-- WHAT THIS TASK INVOLVES --
Transcribe only what runs from the line containing "Enumerate this screenshot's" through the final line below, exactly, and leave every picture out.

-- WORKING DATA --
· · · · · · ·

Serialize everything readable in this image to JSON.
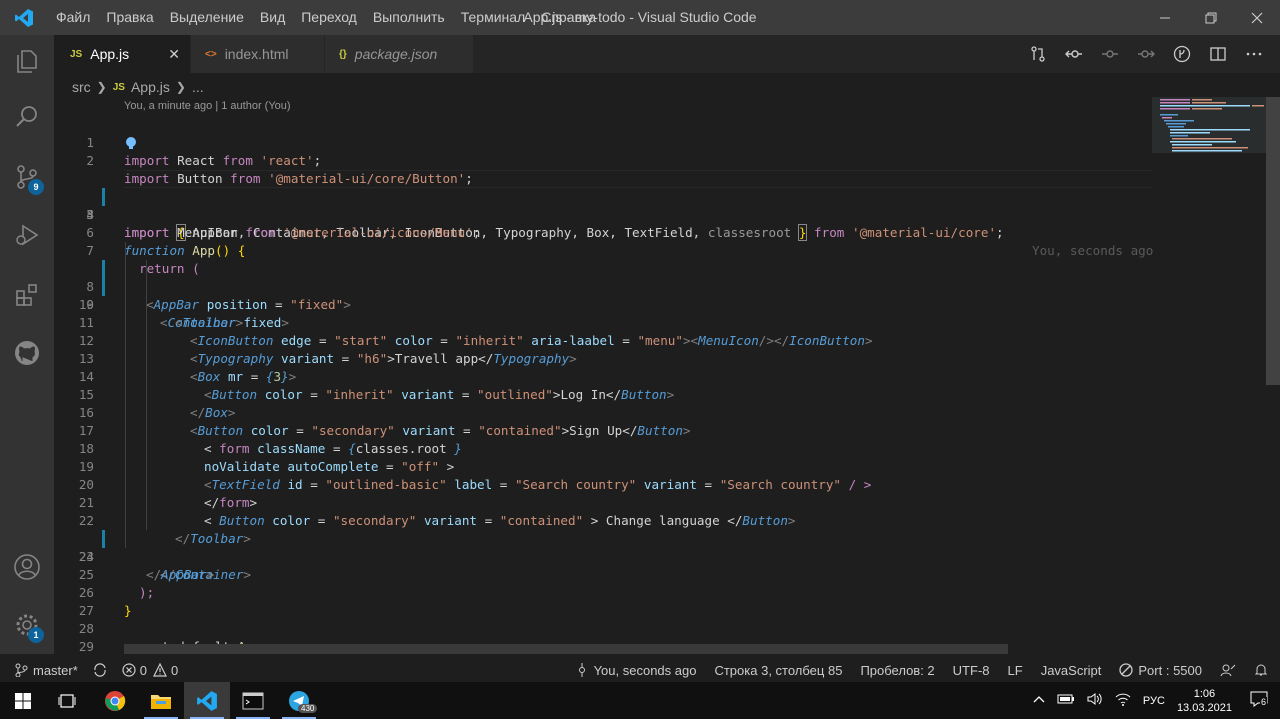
{
  "window": {
    "title": "App.js - my-todo - Visual Studio Code",
    "menu": [
      "Файл",
      "Правка",
      "Выделение",
      "Вид",
      "Переход",
      "Выполнить",
      "Терминал",
      "Справка"
    ]
  },
  "activity_bar": {
    "items": [
      "explorer",
      "search",
      "source-control",
      "run-debug",
      "extensions",
      "github"
    ],
    "scm_badge": "9",
    "settings_badge": "1"
  },
  "tabs": [
    {
      "label": "App.js",
      "icon": "JS",
      "active": true
    },
    {
      "label": "index.html",
      "icon": "<>",
      "active": false
    },
    {
      "label": "package.json",
      "icon": "{}",
      "active": false
    }
  ],
  "breadcrumb": {
    "folder": "src",
    "file_icon": "JS",
    "file": "App.js",
    "more": "..."
  },
  "codelens": "You, a minute ago | 1 author (You)",
  "ghost_blame": "You, seconds ago",
  "line_numbers": [
    "1",
    "2",
    "3",
    "4",
    "5",
    "6",
    "7",
    "8",
    "9",
    "10",
    "11",
    "12",
    "13",
    "14",
    "15",
    "16",
    "17",
    "18",
    "19",
    "20",
    "21",
    "22",
    "23",
    "24",
    "25",
    "26",
    "27",
    "28",
    "29"
  ],
  "code": {
    "l1": [
      "import",
      " React ",
      "from",
      " ",
      "'react'",
      ";"
    ],
    "l2": [
      "import",
      " Button ",
      "from",
      " ",
      "'@material-ui/core/Button'",
      ";"
    ],
    "l3": [
      "import",
      " ",
      "{",
      " AppBar, Container, Toolbar, IconButton, Typography, Box, TextField, ",
      "classesroot",
      " ",
      "}",
      " ",
      "from",
      " ",
      "'@material-ui/core'",
      ";"
    ],
    "l4": [
      "import",
      " MenuIcon ",
      "from",
      " ",
      "'@material-ui/icons/Menu'",
      ";"
    ],
    "l6": [
      "function",
      " ",
      "App",
      "() {"
    ],
    "l7": [
      "return",
      " ("
    ],
    "l8": [
      "<",
      "AppBar",
      " ",
      "position",
      " = ",
      "\"fixed\"",
      ">"
    ],
    "l9": [
      "<",
      "Container",
      " ",
      "fixed",
      ">"
    ],
    "l10": [
      "<",
      "Toolbar",
      ">"
    ],
    "l11": [
      "<",
      "IconButton",
      " ",
      "edge",
      " = ",
      "\"start\"",
      " ",
      "color",
      " = ",
      "\"inherit\"",
      " ",
      "aria-laabel",
      " = ",
      "\"menu\"",
      "><",
      "MenuIcon",
      "/></",
      "IconButton",
      ">"
    ],
    "l12": [
      "<",
      "Typography",
      " ",
      "variant",
      " = ",
      "\"h6\"",
      ">Travell app</",
      "Typography",
      ">"
    ],
    "l13": [
      "<",
      "Box",
      " ",
      "mr",
      " = ",
      "{",
      "3",
      "}",
      ">"
    ],
    "l14": [
      "<",
      "Button",
      " ",
      "color",
      " = ",
      "\"inherit\"",
      " ",
      "variant",
      " = ",
      "\"outlined\"",
      ">Log In</",
      "Button",
      ">"
    ],
    "l15": [
      "</",
      "Box",
      ">"
    ],
    "l16": [
      "<",
      "Button",
      " ",
      "color",
      " = ",
      "\"secondary\"",
      " ",
      "variant",
      " = ",
      "\"contained\"",
      ">Sign Up</",
      "Button",
      ">"
    ],
    "l17": [
      "< ",
      "form",
      " ",
      "className",
      " = ",
      "{",
      "classes.root",
      " }"
    ],
    "l18": [
      "noValidate",
      " ",
      "autoComplete",
      " = ",
      "\"off\"",
      " >"
    ],
    "l19": [
      "<",
      "TextField",
      " ",
      "id",
      " = ",
      "\"outlined-basic\"",
      " ",
      "label",
      " = ",
      "\"Search country\"",
      " ",
      "variant",
      " = ",
      "\"Search country\"",
      " / >"
    ],
    "l20": [
      "</",
      "form",
      ">"
    ],
    "l21": [
      "< ",
      "Button",
      " ",
      "color",
      " = ",
      "\"secondary\"",
      " ",
      "variant",
      " = ",
      "\"contained\"",
      " > Change language </",
      "Button",
      ">"
    ],
    "l22": [
      "</",
      "Toolbar",
      ">"
    ],
    "l23": [
      "</",
      "Container",
      ">"
    ],
    "l24": [
      "</",
      "AppBar",
      ">"
    ],
    "l25": [
      ");"
    ],
    "l26": [
      "}"
    ],
    "l28": [
      "export default ",
      "App",
      ";"
    ]
  },
  "status_bar": {
    "branch": "master*",
    "errors": "0",
    "warnings": "0",
    "blame": "You, seconds ago",
    "position": "Строка 3, столбец 85",
    "spaces": "Пробелов: 2",
    "encoding": "UTF-8",
    "eol": "LF",
    "language": "JavaScript",
    "port": "Port : 5500"
  },
  "taskbar": {
    "lang": "РУС",
    "time": "1:06",
    "date": "13.03.2021",
    "notif_count": "6",
    "telegram_badge": "430"
  },
  "colors": {
    "accent": "#007acc",
    "keyword": "#c586c0",
    "string": "#ce9178",
    "tag": "#569cd6",
    "attr": "#9cdcfe"
  }
}
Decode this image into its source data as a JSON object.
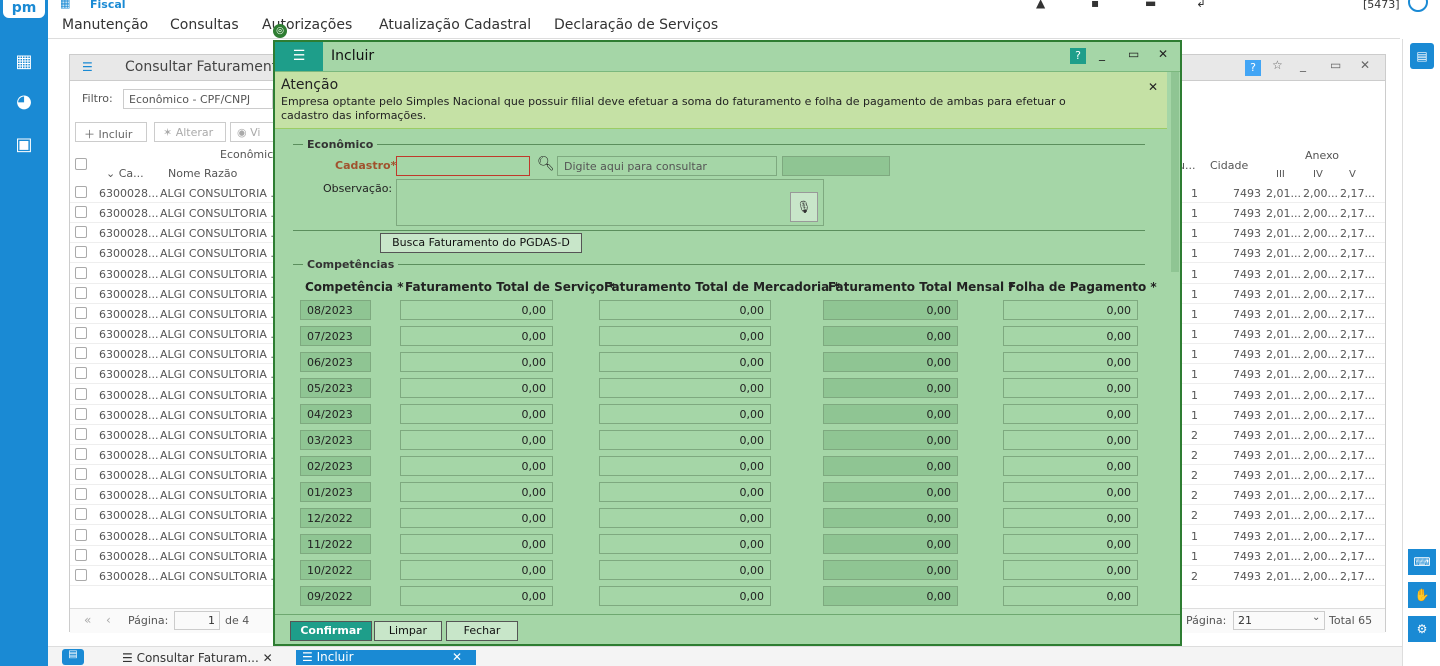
{
  "app": {
    "logo": "pm",
    "module": "Fiscal",
    "user_code": "[5473]"
  },
  "menu": [
    "Manutenção",
    "Consultas",
    "Autorizações",
    "Atualização Cadastral",
    "Declaração de Serviços"
  ],
  "bg": {
    "title": "Consultar Faturamento",
    "filter_label": "Filtro:",
    "filter_value": "Econômico - CPF/CNPJ",
    "btn_include": "Incluir",
    "btn_alter": "Alterar",
    "btn_view": "Vi",
    "group_header": "Econômico",
    "col_ca": "Ca...",
    "col_name": "Nome Razão",
    "col_cidade": "Cidade",
    "col_anexo": "Anexo",
    "col_iii": "III",
    "col_iv": "IV",
    "col_v": "V",
    "col_u": "u...",
    "row_code": "6300028...",
    "row_name": "ALGI CONSULTORIA ...",
    "row_city": "7493",
    "row_c1": "2,01...",
    "row_c2": "2,00...",
    "row_c3": "2,17...",
    "row_flags": [
      "1",
      "1",
      "1",
      "1",
      "1",
      "1",
      "1",
      "1",
      "1",
      "1",
      "1",
      "1",
      "2",
      "2",
      "2",
      "2",
      "2",
      "1",
      "1",
      "2"
    ],
    "pag_label": "Página:",
    "pag_value": "1",
    "pag_of": "de 4",
    "pag_right_label": "Página:",
    "pag_right_value": "21",
    "total": "Total 65"
  },
  "modal": {
    "title": "Incluir",
    "alert_title": "Atenção",
    "alert_text": "Empresa optante pelo Simples Nacional que possuir filial deve efetuar a soma do faturamento e folha de pagamento de ambas para efetuar o cadastro das informações.",
    "sec_economico": "Econômico",
    "cadastro_label": "Cadastro*",
    "cadastro_placeholder": "Digite aqui para consultar",
    "obs_label": "Observação:",
    "busca_btn": "Busca Faturamento do PGDAS-D",
    "sec_competencias": "Competências",
    "headers": [
      "Competência *",
      "Faturamento Total de Serviço *",
      "Faturamento Total de Mercadoria *",
      "Faturamento Total Mensal *",
      "Folha de Pagamento *"
    ],
    "rows": [
      {
        "comp": "08/2023",
        "v": "0,00"
      },
      {
        "comp": "07/2023",
        "v": "0,00"
      },
      {
        "comp": "06/2023",
        "v": "0,00"
      },
      {
        "comp": "05/2023",
        "v": "0,00"
      },
      {
        "comp": "04/2023",
        "v": "0,00"
      },
      {
        "comp": "03/2023",
        "v": "0,00"
      },
      {
        "comp": "02/2023",
        "v": "0,00"
      },
      {
        "comp": "01/2023",
        "v": "0,00"
      },
      {
        "comp": "12/2022",
        "v": "0,00"
      },
      {
        "comp": "11/2022",
        "v": "0,00"
      },
      {
        "comp": "10/2022",
        "v": "0,00"
      },
      {
        "comp": "09/2022",
        "v": "0,00"
      }
    ],
    "btn_confirm": "Confirmar",
    "btn_clear": "Limpar",
    "btn_close": "Fechar"
  },
  "tabs": {
    "tab1": "Consultar Faturam...",
    "tab2": "Incluir"
  }
}
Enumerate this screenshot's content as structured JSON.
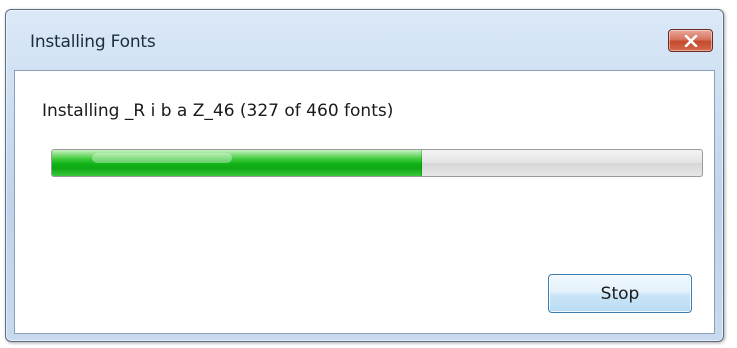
{
  "window": {
    "title": "Installing Fonts"
  },
  "titlebar": {
    "close_icon": "close-icon"
  },
  "status": {
    "text": "Installing _R i b a Z_46 (327 of 460 fonts)"
  },
  "progress": {
    "current": 327,
    "total": 460,
    "fraction": 0.5685
  },
  "buttons": {
    "stop_label": "Stop"
  },
  "colors": {
    "progress_green": "#12b418",
    "close_red": "#c44a2e",
    "window_frame": "#bfd4ec"
  }
}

· · · · · · ·

-- THE RESULT --
Enumerate this screenshot's content as structured JSON.
{
  "window": {
    "title": "Installing Fonts"
  },
  "titlebar": {
    "close_icon": "close-icon"
  },
  "status": {
    "text": "Installing _R i b a Z_46 (327 of 460 fonts)"
  },
  "progress": {
    "current": 327,
    "total": 460,
    "fraction": 0.5685
  },
  "buttons": {
    "stop_label": "Stop"
  },
  "colors": {
    "progress_green": "#12b418",
    "close_red": "#c44a2e",
    "window_frame": "#bfd4ec"
  }
}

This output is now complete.